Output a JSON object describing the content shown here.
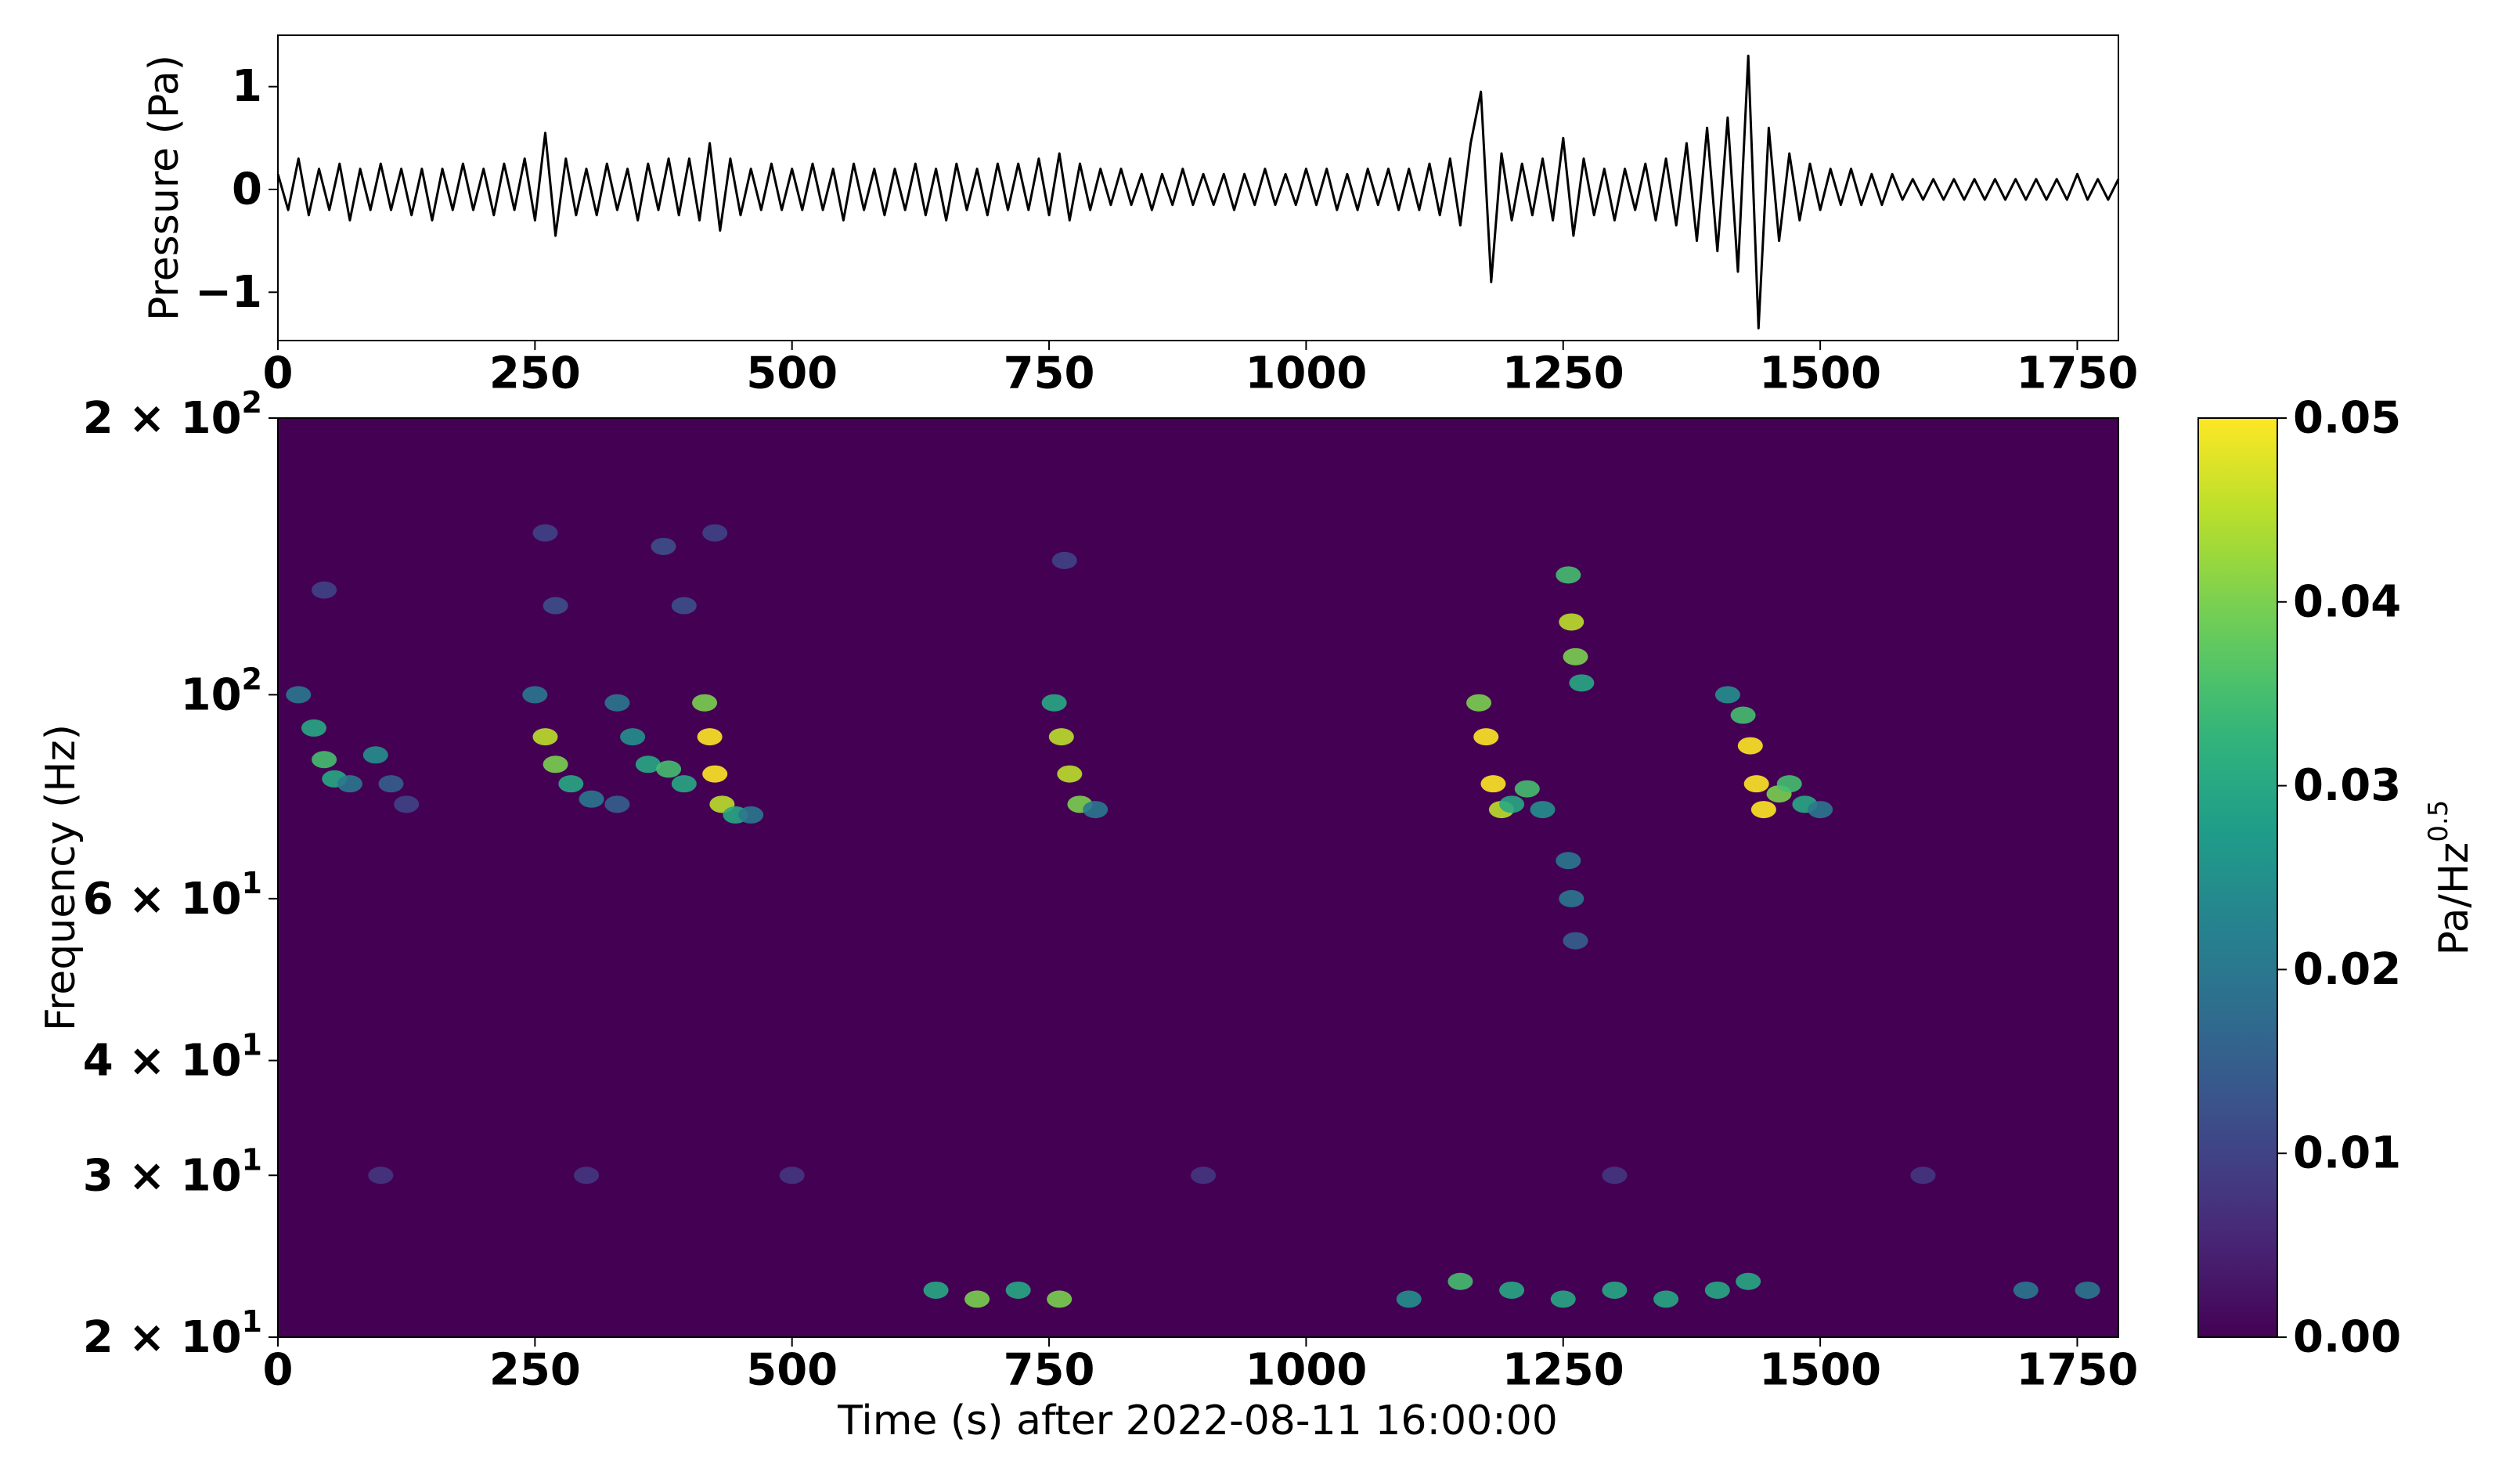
{
  "chart_data": [
    {
      "type": "line",
      "ylabel": "Pressure (Pa)",
      "xlim": [
        0,
        1790
      ],
      "ylim": [
        -1.47,
        1.5
      ],
      "xticks": [
        0,
        250,
        500,
        750,
        1000,
        1250,
        1500,
        1750
      ],
      "yticks": [
        {
          "value": -1,
          "label": "−1"
        },
        0,
        1
      ],
      "color": "#000000",
      "x": [
        0,
        10,
        20,
        30,
        40,
        50,
        60,
        70,
        80,
        90,
        100,
        110,
        120,
        130,
        140,
        150,
        160,
        170,
        180,
        190,
        200,
        210,
        220,
        230,
        240,
        250,
        260,
        270,
        280,
        290,
        300,
        310,
        320,
        330,
        340,
        350,
        360,
        370,
        380,
        390,
        400,
        410,
        420,
        430,
        440,
        450,
        460,
        470,
        480,
        490,
        500,
        510,
        520,
        530,
        540,
        550,
        560,
        570,
        580,
        590,
        600,
        610,
        620,
        630,
        640,
        650,
        660,
        670,
        680,
        690,
        700,
        710,
        720,
        730,
        740,
        750,
        760,
        770,
        780,
        790,
        800,
        810,
        820,
        830,
        840,
        850,
        860,
        870,
        880,
        890,
        900,
        910,
        920,
        930,
        940,
        950,
        960,
        970,
        980,
        990,
        1000,
        1010,
        1020,
        1030,
        1040,
        1050,
        1060,
        1070,
        1080,
        1090,
        1100,
        1110,
        1120,
        1130,
        1140,
        1150,
        1160,
        1170,
        1180,
        1190,
        1200,
        1210,
        1220,
        1230,
        1240,
        1250,
        1260,
        1270,
        1280,
        1290,
        1300,
        1310,
        1320,
        1330,
        1340,
        1350,
        1360,
        1370,
        1380,
        1390,
        1400,
        1410,
        1420,
        1430,
        1440,
        1450,
        1460,
        1470,
        1480,
        1490,
        1500,
        1510,
        1520,
        1530,
        1540,
        1550,
        1560,
        1570,
        1580,
        1590,
        1600,
        1610,
        1620,
        1630,
        1640,
        1650,
        1660,
        1670,
        1680,
        1690,
        1700,
        1710,
        1720,
        1730,
        1740,
        1750,
        1760,
        1770,
        1780,
        1790
      ],
      "values": [
        0.15,
        -0.2,
        0.3,
        -0.25,
        0.2,
        -0.2,
        0.25,
        -0.3,
        0.2,
        -0.2,
        0.25,
        -0.2,
        0.2,
        -0.25,
        0.2,
        -0.3,
        0.2,
        -0.2,
        0.25,
        -0.2,
        0.2,
        -0.25,
        0.25,
        -0.2,
        0.3,
        -0.3,
        0.55,
        -0.45,
        0.3,
        -0.25,
        0.2,
        -0.25,
        0.25,
        -0.2,
        0.2,
        -0.3,
        0.25,
        -0.2,
        0.3,
        -0.25,
        0.3,
        -0.3,
        0.45,
        -0.4,
        0.3,
        -0.25,
        0.2,
        -0.2,
        0.25,
        -0.2,
        0.2,
        -0.2,
        0.25,
        -0.2,
        0.2,
        -0.3,
        0.25,
        -0.2,
        0.2,
        -0.25,
        0.2,
        -0.2,
        0.25,
        -0.25,
        0.2,
        -0.3,
        0.25,
        -0.2,
        0.2,
        -0.25,
        0.25,
        -0.2,
        0.25,
        -0.2,
        0.3,
        -0.25,
        0.35,
        -0.3,
        0.25,
        -0.2,
        0.2,
        -0.15,
        0.2,
        -0.15,
        0.15,
        -0.2,
        0.15,
        -0.15,
        0.2,
        -0.15,
        0.15,
        -0.15,
        0.15,
        -0.2,
        0.15,
        -0.15,
        0.2,
        -0.15,
        0.15,
        -0.15,
        0.2,
        -0.15,
        0.2,
        -0.2,
        0.15,
        -0.2,
        0.2,
        -0.15,
        0.2,
        -0.2,
        0.2,
        -0.2,
        0.25,
        -0.25,
        0.3,
        -0.35,
        0.45,
        0.95,
        -0.9,
        0.35,
        -0.3,
        0.25,
        -0.25,
        0.3,
        -0.3,
        0.5,
        -0.45,
        0.3,
        -0.25,
        0.2,
        -0.3,
        0.2,
        -0.2,
        0.25,
        -0.3,
        0.3,
        -0.35,
        0.45,
        -0.5,
        0.6,
        -0.6,
        0.7,
        -0.8,
        1.3,
        -1.35,
        0.6,
        -0.5,
        0.35,
        -0.3,
        0.25,
        -0.2,
        0.2,
        -0.15,
        0.2,
        -0.15,
        0.15,
        -0.15,
        0.15,
        -0.1,
        0.1,
        -0.1,
        0.1,
        -0.1,
        0.1,
        -0.1,
        0.1,
        -0.1,
        0.1,
        -0.1,
        0.1,
        -0.1,
        0.1,
        -0.1,
        0.1,
        -0.1,
        0.15,
        -0.1,
        0.1,
        -0.1,
        0.1
      ]
    },
    {
      "type": "spectrogram",
      "xlabel": "Time (s) after 2022-08-11 16:00:00",
      "ylabel": "Frequency (Hz)",
      "xlim": [
        0,
        1790
      ],
      "ylim": [
        20,
        200
      ],
      "yscale": "log",
      "xticks": [
        0,
        250,
        500,
        750,
        1000,
        1250,
        1500,
        1750
      ],
      "yticks": [
        {
          "value": 20,
          "label": "2 × 10",
          "sup": "1"
        },
        {
          "value": 30,
          "label": "3 × 10",
          "sup": "1"
        },
        {
          "value": 40,
          "label": "4 × 10",
          "sup": "1"
        },
        {
          "value": 60,
          "label": "6 × 10",
          "sup": "1"
        },
        {
          "value": 100,
          "label": "10",
          "sup": "2"
        },
        {
          "value": 200,
          "label": "2 × 10",
          "sup": "2"
        }
      ],
      "colormap": "viridis",
      "clim": [
        0,
        0.05
      ],
      "cticks": [
        {
          "value": 0,
          "label": "0.00"
        },
        {
          "value": 0.01,
          "label": "0.01"
        },
        {
          "value": 0.02,
          "label": "0.02"
        },
        {
          "value": 0.03,
          "label": "0.03"
        },
        {
          "value": 0.04,
          "label": "0.04"
        },
        {
          "value": 0.05,
          "label": "0.05"
        }
      ],
      "colorbar_label": "Pa/Hz",
      "colorbar_label_sup": "0.5",
      "x": [
        20,
        35,
        45,
        55,
        70,
        95,
        110,
        125,
        250,
        260,
        270,
        285,
        305,
        330,
        330,
        345,
        360,
        380,
        395,
        415,
        420,
        425,
        432,
        445,
        460,
        755,
        762,
        770,
        780,
        795,
        1168,
        1175,
        1182,
        1190,
        1200,
        1215,
        1230,
        1255,
        1258,
        1262,
        1268,
        1255,
        1258,
        1262,
        1410,
        1425,
        1432,
        1438,
        1445,
        1460,
        1470,
        1485,
        1500,
        45,
        260,
        270,
        375,
        395,
        425,
        765,
        100,
        300,
        500,
        900,
        1300,
        1600,
        640,
        680,
        720,
        760,
        1100,
        1150,
        1200,
        1250,
        1300,
        1350,
        1400,
        1430,
        1700,
        1760
      ],
      "y": [
        100,
        92,
        85,
        81,
        80,
        86,
        80,
        76,
        100,
        90,
        84,
        80,
        77,
        76,
        98,
        90,
        84,
        83,
        80,
        98,
        90,
        82,
        76,
        74,
        74,
        98,
        90,
        82,
        76,
        75,
        98,
        90,
        80,
        75,
        76,
        79,
        75,
        135,
        120,
        110,
        103,
        66,
        60,
        54,
        100,
        95,
        88,
        80,
        75,
        78,
        80,
        76,
        75,
        130,
        150,
        125,
        145,
        125,
        150,
        140,
        30,
        30,
        30,
        30,
        30,
        30,
        22.5,
        22,
        22.5,
        22,
        22,
        23,
        22.5,
        22,
        22.5,
        22,
        22.5,
        23,
        22.5,
        22.5
      ],
      "values": [
        0.02,
        0.03,
        0.035,
        0.03,
        0.02,
        0.025,
        0.015,
        0.01,
        0.02,
        0.045,
        0.04,
        0.03,
        0.02,
        0.015,
        0.02,
        0.025,
        0.03,
        0.035,
        0.03,
        0.04,
        0.05,
        0.05,
        0.045,
        0.03,
        0.02,
        0.03,
        0.045,
        0.045,
        0.04,
        0.02,
        0.04,
        0.05,
        0.05,
        0.045,
        0.03,
        0.035,
        0.025,
        0.035,
        0.045,
        0.04,
        0.03,
        0.02,
        0.02,
        0.015,
        0.025,
        0.035,
        0.05,
        0.05,
        0.05,
        0.04,
        0.035,
        0.03,
        0.02,
        0.01,
        0.01,
        0.012,
        0.012,
        0.012,
        0.01,
        0.01,
        0.008,
        0.008,
        0.008,
        0.008,
        0.008,
        0.008,
        0.03,
        0.04,
        0.03,
        0.04,
        0.025,
        0.035,
        0.03,
        0.03,
        0.03,
        0.03,
        0.03,
        0.03,
        0.02,
        0.02
      ]
    }
  ]
}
--------
Where a line holds the string "ylabel", copy that line.

      "ylabel": "Pressure (Pa)",
      "ylabel": "Frequency (Hz)",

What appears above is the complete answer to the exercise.